Copy the listing below in full and skip every picture.

__________________________________________________

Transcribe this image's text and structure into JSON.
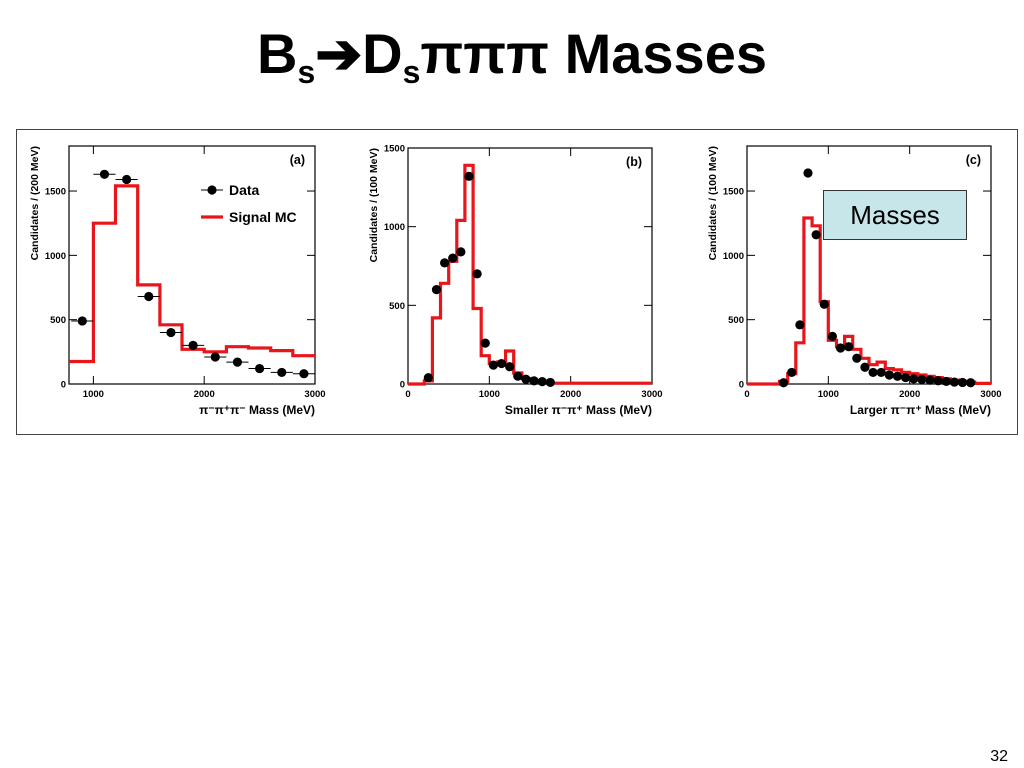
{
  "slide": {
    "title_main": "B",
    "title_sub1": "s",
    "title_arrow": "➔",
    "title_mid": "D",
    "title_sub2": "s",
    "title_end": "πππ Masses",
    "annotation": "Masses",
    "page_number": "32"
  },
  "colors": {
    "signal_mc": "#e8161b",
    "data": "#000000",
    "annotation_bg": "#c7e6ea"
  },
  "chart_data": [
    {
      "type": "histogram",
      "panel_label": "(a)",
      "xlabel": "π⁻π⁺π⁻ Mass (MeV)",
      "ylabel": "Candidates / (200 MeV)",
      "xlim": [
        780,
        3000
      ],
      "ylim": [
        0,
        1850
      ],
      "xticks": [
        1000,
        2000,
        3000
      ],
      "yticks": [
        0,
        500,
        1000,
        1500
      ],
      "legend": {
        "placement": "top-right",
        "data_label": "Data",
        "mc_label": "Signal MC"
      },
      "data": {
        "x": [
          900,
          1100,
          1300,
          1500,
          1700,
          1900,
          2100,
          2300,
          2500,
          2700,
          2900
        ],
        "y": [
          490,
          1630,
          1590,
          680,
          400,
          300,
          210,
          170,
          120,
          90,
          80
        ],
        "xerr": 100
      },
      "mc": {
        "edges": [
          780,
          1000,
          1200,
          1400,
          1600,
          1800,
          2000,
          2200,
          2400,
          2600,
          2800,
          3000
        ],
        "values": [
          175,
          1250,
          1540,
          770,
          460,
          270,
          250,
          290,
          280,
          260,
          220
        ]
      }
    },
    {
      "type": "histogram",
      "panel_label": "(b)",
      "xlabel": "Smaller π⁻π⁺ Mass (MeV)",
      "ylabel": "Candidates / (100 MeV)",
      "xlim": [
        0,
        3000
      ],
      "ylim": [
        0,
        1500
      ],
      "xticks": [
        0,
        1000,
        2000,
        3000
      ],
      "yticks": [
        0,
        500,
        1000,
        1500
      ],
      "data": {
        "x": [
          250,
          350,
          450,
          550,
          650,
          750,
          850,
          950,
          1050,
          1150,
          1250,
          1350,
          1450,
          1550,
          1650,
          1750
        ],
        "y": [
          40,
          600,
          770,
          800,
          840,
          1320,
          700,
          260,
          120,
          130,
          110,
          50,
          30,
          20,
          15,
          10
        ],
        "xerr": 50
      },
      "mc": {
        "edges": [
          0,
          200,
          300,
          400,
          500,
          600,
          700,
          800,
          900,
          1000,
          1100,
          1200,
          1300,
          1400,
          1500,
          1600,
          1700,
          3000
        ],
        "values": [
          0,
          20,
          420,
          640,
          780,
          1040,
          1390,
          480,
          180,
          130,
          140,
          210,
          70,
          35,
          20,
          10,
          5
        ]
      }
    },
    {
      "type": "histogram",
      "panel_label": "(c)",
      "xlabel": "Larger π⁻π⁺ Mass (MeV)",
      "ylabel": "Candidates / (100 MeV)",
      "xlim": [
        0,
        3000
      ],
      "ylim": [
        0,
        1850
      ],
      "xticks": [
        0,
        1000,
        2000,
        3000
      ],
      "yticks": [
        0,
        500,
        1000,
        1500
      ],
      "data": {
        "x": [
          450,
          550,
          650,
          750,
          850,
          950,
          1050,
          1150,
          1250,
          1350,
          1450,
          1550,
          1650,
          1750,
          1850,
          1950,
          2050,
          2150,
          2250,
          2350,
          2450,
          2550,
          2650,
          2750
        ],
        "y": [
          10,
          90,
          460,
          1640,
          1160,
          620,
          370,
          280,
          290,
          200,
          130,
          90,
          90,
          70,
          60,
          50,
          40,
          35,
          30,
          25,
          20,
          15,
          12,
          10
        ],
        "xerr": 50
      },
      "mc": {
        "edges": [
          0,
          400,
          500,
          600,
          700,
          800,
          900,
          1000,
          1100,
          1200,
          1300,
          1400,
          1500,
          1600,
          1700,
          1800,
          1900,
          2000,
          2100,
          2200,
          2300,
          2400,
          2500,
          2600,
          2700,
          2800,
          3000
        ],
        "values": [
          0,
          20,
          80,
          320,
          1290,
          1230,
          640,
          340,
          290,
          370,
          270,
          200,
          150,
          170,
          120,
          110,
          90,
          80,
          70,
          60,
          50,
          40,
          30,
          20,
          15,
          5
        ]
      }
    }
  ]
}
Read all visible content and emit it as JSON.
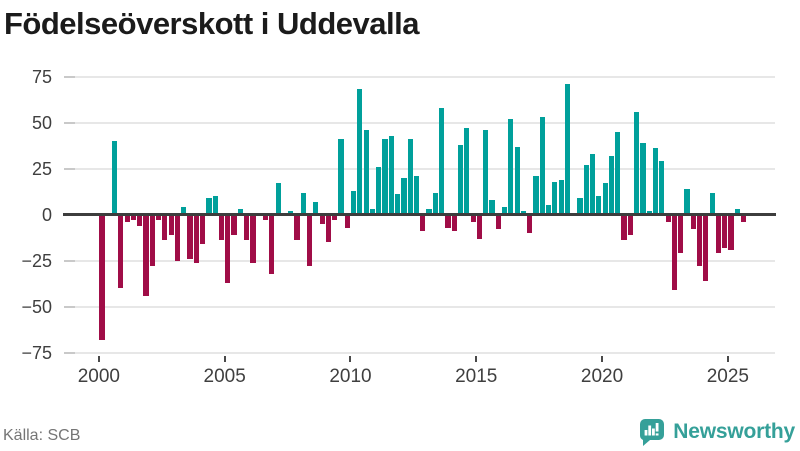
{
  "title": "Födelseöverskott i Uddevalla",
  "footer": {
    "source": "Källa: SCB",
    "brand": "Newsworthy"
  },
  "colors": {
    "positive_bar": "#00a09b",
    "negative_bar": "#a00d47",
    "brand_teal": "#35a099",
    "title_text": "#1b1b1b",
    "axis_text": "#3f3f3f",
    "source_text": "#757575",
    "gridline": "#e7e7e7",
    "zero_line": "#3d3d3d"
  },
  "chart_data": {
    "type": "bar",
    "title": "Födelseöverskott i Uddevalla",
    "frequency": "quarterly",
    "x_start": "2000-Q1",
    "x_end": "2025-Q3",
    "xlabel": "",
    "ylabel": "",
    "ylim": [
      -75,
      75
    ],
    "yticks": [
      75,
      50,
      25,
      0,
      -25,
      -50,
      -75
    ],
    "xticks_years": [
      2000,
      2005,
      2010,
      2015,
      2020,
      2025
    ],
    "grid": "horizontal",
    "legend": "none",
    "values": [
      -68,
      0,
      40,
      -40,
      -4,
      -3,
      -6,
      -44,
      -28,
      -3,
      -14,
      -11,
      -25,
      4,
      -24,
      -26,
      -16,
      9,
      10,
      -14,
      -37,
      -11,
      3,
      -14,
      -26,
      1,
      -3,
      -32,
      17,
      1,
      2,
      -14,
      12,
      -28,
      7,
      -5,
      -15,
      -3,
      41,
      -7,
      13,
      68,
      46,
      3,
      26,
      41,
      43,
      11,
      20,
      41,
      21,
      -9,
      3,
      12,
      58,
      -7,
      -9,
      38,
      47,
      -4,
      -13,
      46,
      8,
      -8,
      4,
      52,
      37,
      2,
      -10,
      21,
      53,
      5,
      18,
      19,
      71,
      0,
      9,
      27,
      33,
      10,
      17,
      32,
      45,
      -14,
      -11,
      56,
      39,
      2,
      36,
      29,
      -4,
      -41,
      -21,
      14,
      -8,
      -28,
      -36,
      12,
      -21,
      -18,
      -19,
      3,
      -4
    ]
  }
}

__________________________________________________

**OUTPUT FOR THIS EXERCISE**:
Transcribe this image's text and structure into JSON.
{
  "slide": {
    "title_main": "B",
    "title_sub1": "s",
    "title_arrow": "➔",
    "title_mid": "D",
    "title_sub2": "s",
    "title_end": "πππ Masses",
    "annotation": "Masses",
    "page_number": "32"
  },
  "colors": {
    "signal_mc": "#e8161b",
    "data": "#000000",
    "annotation_bg": "#c7e6ea"
  },
  "chart_data": [
    {
      "type": "histogram",
      "panel_label": "(a)",
      "xlabel": "π⁻π⁺π⁻ Mass (MeV)",
      "ylabel": "Candidates / (200 MeV)",
      "xlim": [
        780,
        3000
      ],
      "ylim": [
        0,
        1850
      ],
      "xticks": [
        1000,
        2000,
        3000
      ],
      "yticks": [
        0,
        500,
        1000,
        1500
      ],
      "legend": {
        "placement": "top-right",
        "data_label": "Data",
        "mc_label": "Signal MC"
      },
      "data": {
        "x": [
          900,
          1100,
          1300,
          1500,
          1700,
          1900,
          2100,
          2300,
          2500,
          2700,
          2900
        ],
        "y": [
          490,
          1630,
          1590,
          680,
          400,
          300,
          210,
          170,
          120,
          90,
          80
        ],
        "xerr": 100
      },
      "mc": {
        "edges": [
          780,
          1000,
          1200,
          1400,
          1600,
          1800,
          2000,
          2200,
          2400,
          2600,
          2800,
          3000
        ],
        "values": [
          175,
          1250,
          1540,
          770,
          460,
          270,
          250,
          290,
          280,
          260,
          220
        ]
      }
    },
    {
      "type": "histogram",
      "panel_label": "(b)",
      "xlabel": "Smaller π⁻π⁺ Mass (MeV)",
      "ylabel": "Candidates / (100 MeV)",
      "xlim": [
        0,
        3000
      ],
      "ylim": [
        0,
        1500
      ],
      "xticks": [
        0,
        1000,
        2000,
        3000
      ],
      "yticks": [
        0,
        500,
        1000,
        1500
      ],
      "data": {
        "x": [
          250,
          350,
          450,
          550,
          650,
          750,
          850,
          950,
          1050,
          1150,
          1250,
          1350,
          1450,
          1550,
          1650,
          1750
        ],
        "y": [
          40,
          600,
          770,
          800,
          840,
          1320,
          700,
          260,
          120,
          130,
          110,
          50,
          30,
          20,
          15,
          10
        ],
        "xerr": 50
      },
      "mc": {
        "edges": [
          0,
          200,
          300,
          400,
          500,
          600,
          700,
          800,
          900,
          1000,
          1100,
          1200,
          1300,
          1400,
          1500,
          1600,
          1700,
          3000
        ],
        "values": [
          0,
          20,
          420,
          640,
          780,
          1040,
          1390,
          480,
          180,
          130,
          140,
          210,
          70,
          35,
          20,
          10,
          5
        ]
      }
    },
    {
      "type": "histogram",
      "panel_label": "(c)",
      "xlabel": "Larger π⁻π⁺ Mass (MeV)",
      "ylabel": "Candidates / (100 MeV)",
      "xlim": [
        0,
        3000
      ],
      "ylim": [
        0,
        1850
      ],
      "xticks": [
        0,
        1000,
        2000,
        3000
      ],
      "yticks": [
        0,
        500,
        1000,
        1500
      ],
      "data": {
        "x": [
          450,
          550,
          650,
          750,
          850,
          950,
          1050,
          1150,
          1250,
          1350,
          1450,
          1550,
          1650,
          1750,
          1850,
          1950,
          2050,
          2150,
          2250,
          2350,
          2450,
          2550,
          2650,
          2750
        ],
        "y": [
          10,
          90,
          460,
          1640,
          1160,
          620,
          370,
          280,
          290,
          200,
          130,
          90,
          90,
          70,
          60,
          50,
          40,
          35,
          30,
          25,
          20,
          15,
          12,
          10
        ],
        "xerr": 50
      },
      "mc": {
        "edges": [
          0,
          400,
          500,
          600,
          700,
          800,
          900,
          1000,
          1100,
          1200,
          1300,
          1400,
          1500,
          1600,
          1700,
          1800,
          1900,
          2000,
          2100,
          2200,
          2300,
          2400,
          2500,
          2600,
          2700,
          2800,
          3000
        ],
        "values": [
          0,
          20,
          80,
          320,
          1290,
          1230,
          640,
          340,
          290,
          370,
          270,
          200,
          150,
          170,
          120,
          110,
          90,
          80,
          70,
          60,
          50,
          40,
          30,
          20,
          15,
          5
        ]
      }
    }
  ]
}
Read all visible content and emit it as JSON.
{
  "title": "Födelseöverskott i Uddevalla",
  "footer": {
    "source": "Källa: SCB",
    "brand": "Newsworthy"
  },
  "colors": {
    "positive_bar": "#00a09b",
    "negative_bar": "#a00d47",
    "brand_teal": "#35a099",
    "title_text": "#1b1b1b",
    "axis_text": "#3f3f3f",
    "source_text": "#757575",
    "gridline": "#e7e7e7",
    "zero_line": "#3d3d3d"
  },
  "chart_data": {
    "type": "bar",
    "title": "Födelseöverskott i Uddevalla",
    "frequency": "quarterly",
    "x_start": "2000-Q1",
    "x_end": "2025-Q3",
    "xlabel": "",
    "ylabel": "",
    "ylim": [
      -75,
      75
    ],
    "yticks": [
      75,
      50,
      25,
      0,
      -25,
      -50,
      -75
    ],
    "xticks_years": [
      2000,
      2005,
      2010,
      2015,
      2020,
      2025
    ],
    "grid": "horizontal",
    "legend": "none",
    "values": [
      -68,
      0,
      40,
      -40,
      -4,
      -3,
      -6,
      -44,
      -28,
      -3,
      -14,
      -11,
      -25,
      4,
      -24,
      -26,
      -16,
      9,
      10,
      -14,
      -37,
      -11,
      3,
      -14,
      -26,
      1,
      -3,
      -32,
      17,
      1,
      2,
      -14,
      12,
      -28,
      7,
      -5,
      -15,
      -3,
      41,
      -7,
      13,
      68,
      46,
      3,
      26,
      41,
      43,
      11,
      20,
      41,
      21,
      -9,
      3,
      12,
      58,
      -7,
      -9,
      38,
      47,
      -4,
      -13,
      46,
      8,
      -8,
      4,
      52,
      37,
      2,
      -10,
      21,
      53,
      5,
      18,
      19,
      71,
      0,
      9,
      27,
      33,
      10,
      17,
      32,
      45,
      -14,
      -11,
      56,
      39,
      2,
      36,
      29,
      -4,
      -41,
      -21,
      14,
      -8,
      -28,
      -36,
      12,
      -21,
      -18,
      -19,
      3,
      -4
    ]
  }
}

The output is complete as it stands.